**Collected data**
□ □ □ □
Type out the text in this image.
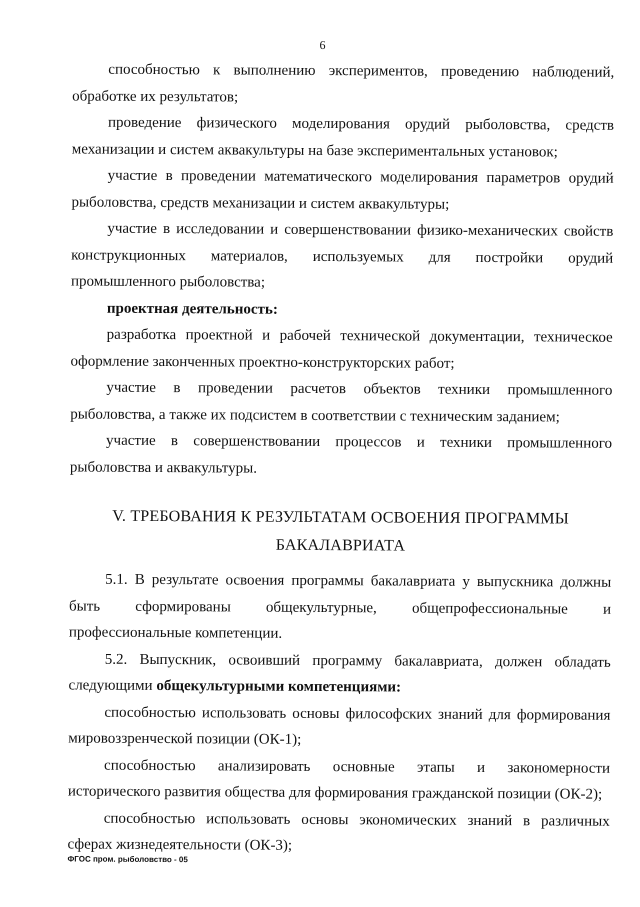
6

способностью к выполнению экспериментов, проведению наблюдений, обработке их результатов;

проведение физического моделирования орудий рыболовства, средств механизации и систем аквакультуры на базе экспериментальных установок;

участие в проведении математического моделирования параметров орудий рыболовства, средств механизации и систем аквакультуры;

участие в исследовании и совершенствовании физико-механических свойств конструкционных материалов, используемых для постройки орудий промышленного рыболовства;

проектная деятельность:

разработка проектной и рабочей технической документации, техническое оформление законченных проектно-конструкторских работ;

участие в проведении расчетов объектов техники промышленного рыболовства, а также их подсистем в соответствии с техническим заданием;

участие в совершенствовании процессов и техники промышленного рыболовства и аквакультуры.

V. ТРЕБОВАНИЯ К РЕЗУЛЬТАТАМ ОСВОЕНИЯ ПРОГРАММЫ
БАКАЛАВРИАТА

5.1. В результате освоения программы бакалавриата у выпускника должны быть сформированы общекультурные, общепрофессиональные и профессиональные компетенции.

5.2. Выпускник, освоивший программу бакалавриата, должен обладать следующими общекультурными компетенциями:

способностью использовать основы философских знаний для формирования мировоззренческой позиции (ОК-1);

способностью анализировать основные этапы и закономерности исторического развития общества для формирования гражданской позиции (ОК-2);

способностью использовать основы экономических знаний в различных сферах жизнедеятельности (ОК-3);

ФГОС пром. рыболовство - 05
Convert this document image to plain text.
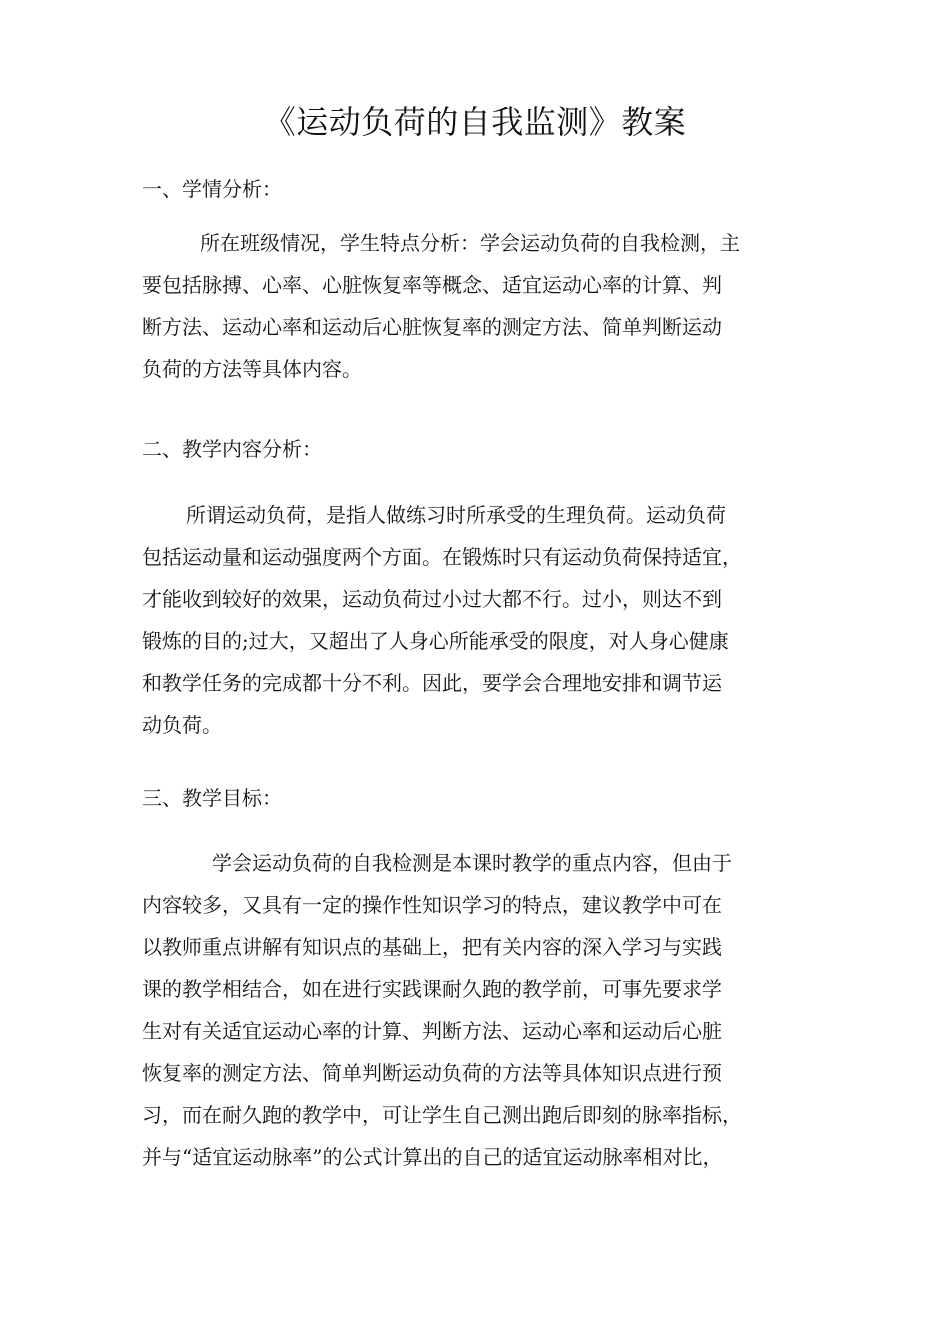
《运动负荷的自我监测》教案
一、学情分析：
所在班级情况，学生特点分析：学会运动负荷的自我检测，主
要包括脉搏、心率、心脏恢复率等概念、适宜运动心率的计算、判
断方法、运动心率和运动后心脏恢复率的测定方法、简单判断运动
负荷的方法等具体内容。
二、教学内容分析：
所谓运动负荷，是指人做练习时所承受的生理负荷。运动负荷
包括运动量和运动强度两个方面。在锻炼时只有运动负荷保持适宜，
才能收到较好的效果，运动负荷过小过大都不行。过小，则达不到
锻炼的目的;过大，又超出了人身心所能承受的限度，对人身心健康
和教学任务的完成都十分不利。因此，要学会合理地安排和调节运
动负荷。
三、教学目标：
学会运动负荷的自我检测是本课时教学的重点内容，但由于
内容较多，又具有一定的操作性知识学习的特点，建议教学中可在
以教师重点讲解有知识点的基础上，把有关内容的深入学习与实践
课的教学相结合，如在进行实践课耐久跑的教学前，可事先要求学
生对有关适宜运动心率的计算、判断方法、运动心率和运动后心脏
恢复率的测定方法、简单判断运动负荷的方法等具体知识点进行预
习，而在耐久跑的教学中，可让学生自己测出跑后即刻的脉率指标，
并与“适宜运动脉率”的公式计算出的自己的适宜运动脉率相对比，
□ □ □ □
**Instruction**
Where does the word "позиции" appear? Return each line that holds it.

**Task result**
способностью использовать основы философских знаний для формирования мировоззренческой позиции (ОК-1);
способностью анализировать основные этапы и закономерности исторического развития общества для формирования гражданской позиции (ОК-2);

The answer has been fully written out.